BRIEF: Copy every entry word for word, but skip the pictures.

(Items listed in a dataset)

§

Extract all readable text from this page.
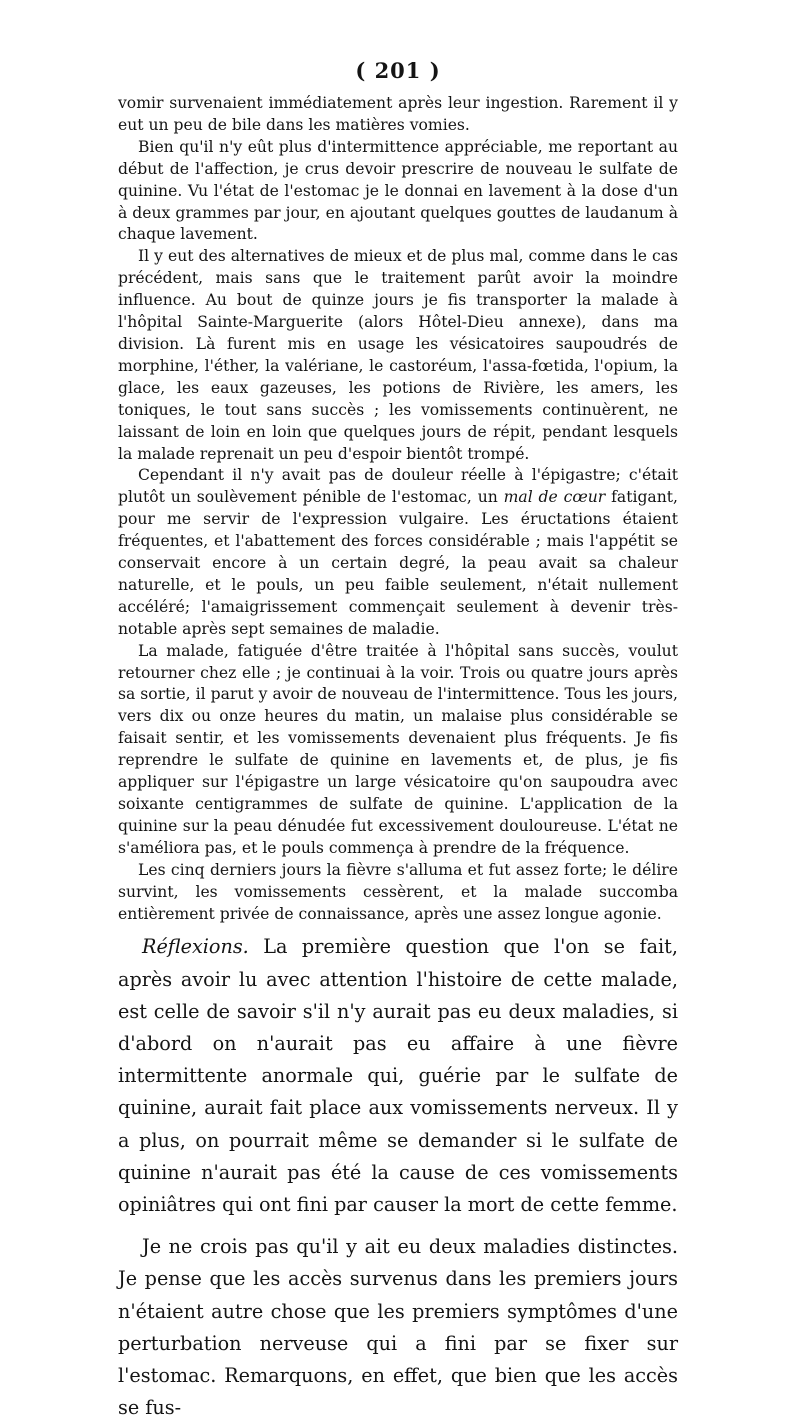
( 201 )

vomir survenaient immédiatement après leur ingestion. Rarement il y eut un peu de bile dans les matières vomies.

Bien qu'il n'y eût plus d'intermittence appréciable, me reportant au début de l'affection, je crus devoir prescrire de nouveau le sulfate de quinine. Vu l'état de l'estomac je le donnai en lavement à la dose d'un à deux grammes par jour, en ajoutant quelques gouttes de laudanum à chaque lavement.

Il y eut des alternatives de mieux et de plus mal, comme dans le cas précédent, mais sans que le traitement parût avoir la moindre influence. Au bout de quinze jours je fis transporter la malade à l'hôpital Sainte-Marguerite (alors Hôtel-Dieu annexe), dans ma division. Là furent mis en usage les vésicatoires saupoudrés de morphine, l'éther, la valériane, le castoréum, l'assa-fœtida, l'opium, la glace, les eaux gazeuses, les potions de Rivière, les amers, les toniques, le tout sans succès ; les vomissements continuèrent, ne laissant de loin en loin que quelques jours de répit, pendant lesquels la malade reprenait un peu d'espoir bientôt trompé.

Cependant il n'y avait pas de douleur réelle à l'épigastre; c'était plutôt un soulèvement pénible de l'estomac, un mal de cœur fatigant, pour me servir de l'expression vulgaire. Les éructations étaient fréquentes, et l'abattement des forces considérable ; mais l'appétit se conservait encore à un certain degré, la peau avait sa chaleur naturelle, et le pouls, un peu faible seulement, n'était nullement accéléré; l'amaigrissement commençait seulement à devenir très-notable après sept semaines de maladie.

La malade, fatiguée d'être traitée à l'hôpital sans succès, voulut retourner chez elle ; je continuai à la voir. Trois ou quatre jours après sa sortie, il parut y avoir de nouveau de l'intermittence. Tous les jours, vers dix ou onze heures du matin, un malaise plus considérable se faisait sentir, et les vomissements devenaient plus fréquents. Je fis reprendre le sulfate de quinine en lavements et, de plus, je fis appliquer sur l'épigastre un large vésicatoire qu'on saupoudra avec soixante centigrammes de sulfate de quinine. L'application de la quinine sur la peau dénudée fut excessivement douloureuse. L'état ne s'améliora pas, et le pouls commença à prendre de la fréquence.

Les cinq derniers jours la fièvre s'alluma et fut assez forte; le délire survint, les vomissements cessèrent, et la malade succomba entièrement privée de connaissance, après une assez longue agonie.

Réflexions. La première question que l'on se fait, après avoir lu avec attention l'histoire de cette malade, est celle de savoir s'il n'y aurait pas eu deux maladies, si d'abord on n'aurait pas eu affaire à une fièvre intermittente anormale qui, guérie par le sulfate de quinine, aurait fait place aux vomissements nerveux. Il y a plus, on pourrait même se demander si le sulfate de quinine n'aurait pas été la cause de ces vomissements opiniâtres qui ont fini par causer la mort de cette femme.

Je ne crois pas qu'il y ait eu deux maladies distinctes. Je pense que les accès survenus dans les premiers jours n'étaient autre chose que les premiers symptômes d'une perturbation nerveuse qui a fini par se fixer sur l'estomac. Remarquons, en effet, que bien que les accès se fus-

§

TASK OUTPUT:
Extract all readable text from this page.
( 201 )

vomir survenaient immédiatement après leur ingestion. Rarement il y eut un peu de bile dans les matières vomies.

Bien qu'il n'y eût plus d'intermittence appréciable, me reportant au début de l'affection, je crus devoir prescrire de nouveau le sulfate de quinine. Vu l'état de l'estomac je le donnai en lavement à la dose d'un à deux grammes par jour, en ajoutant quelques gouttes de laudanum à chaque lavement.

Il y eut des alternatives de mieux et de plus mal, comme dans le cas précédent, mais sans que le traitement parût avoir la moindre influence. Au bout de quinze jours je fis transporter la malade à l'hôpital Sainte-Marguerite (alors Hôtel-Dieu annexe), dans ma division. Là furent mis en usage les vésicatoires saupoudrés de morphine, l'éther, la valériane, le castoréum, l'assa-fœtida, l'opium, la glace, les eaux gazeuses, les potions de Rivière, les amers, les toniques, le tout sans succès ; les vomissements continuèrent, ne laissant de loin en loin que quelques jours de répit, pendant lesquels la malade reprenait un peu d'espoir bientôt trompé.

Cependant il n'y avait pas de douleur réelle à l'épigastre; c'était plutôt un soulèvement pénible de l'estomac, un mal de cœur fatigant, pour me servir de l'expression vulgaire. Les éructations étaient fréquentes, et l'abattement des forces considérable ; mais l'appétit se conservait encore à un certain degré, la peau avait sa chaleur naturelle, et le pouls, un peu faible seulement, n'était nullement accéléré; l'amaigrissement commençait seulement à devenir très-notable après sept semaines de maladie.

La malade, fatiguée d'être traitée à l'hôpital sans succès, voulut retourner chez elle ; je continuai à la voir. Trois ou quatre jours après sa sortie, il parut y avoir de nouveau de l'intermittence. Tous les jours, vers dix ou onze heures du matin, un malaise plus considérable se faisait sentir, et les vomissements devenaient plus fréquents. Je fis reprendre le sulfate de quinine en lavements et, de plus, je fis appliquer sur l'épigastre un large vésicatoire qu'on saupoudra avec soixante centigrammes de sulfate de quinine. L'application de la quinine sur la peau dénudée fut excessivement douloureuse. L'état ne s'améliora pas, et le pouls commença à prendre de la fréquence.

Les cinq derniers jours la fièvre s'alluma et fut assez forte; le délire survint, les vomissements cessèrent, et la malade succomba entièrement privée de connaissance, après une assez longue agonie.

Réflexions. La première question que l'on se fait, après avoir lu avec attention l'histoire de cette malade, est celle de savoir s'il n'y aurait pas eu deux maladies, si d'abord on n'aurait pas eu affaire à une fièvre intermittente anormale qui, guérie par le sulfate de quinine, aurait fait place aux vomissements nerveux. Il y a plus, on pourrait même se demander si le sulfate de quinine n'aurait pas été la cause de ces vomissements opiniâtres qui ont fini par causer la mort de cette femme.

Je ne crois pas qu'il y ait eu deux maladies distinctes. Je pense que les accès survenus dans les premiers jours n'étaient autre chose que les premiers symptômes d'une perturbation nerveuse qui a fini par se fixer sur l'estomac. Remarquons, en effet, que bien que les accès se fus-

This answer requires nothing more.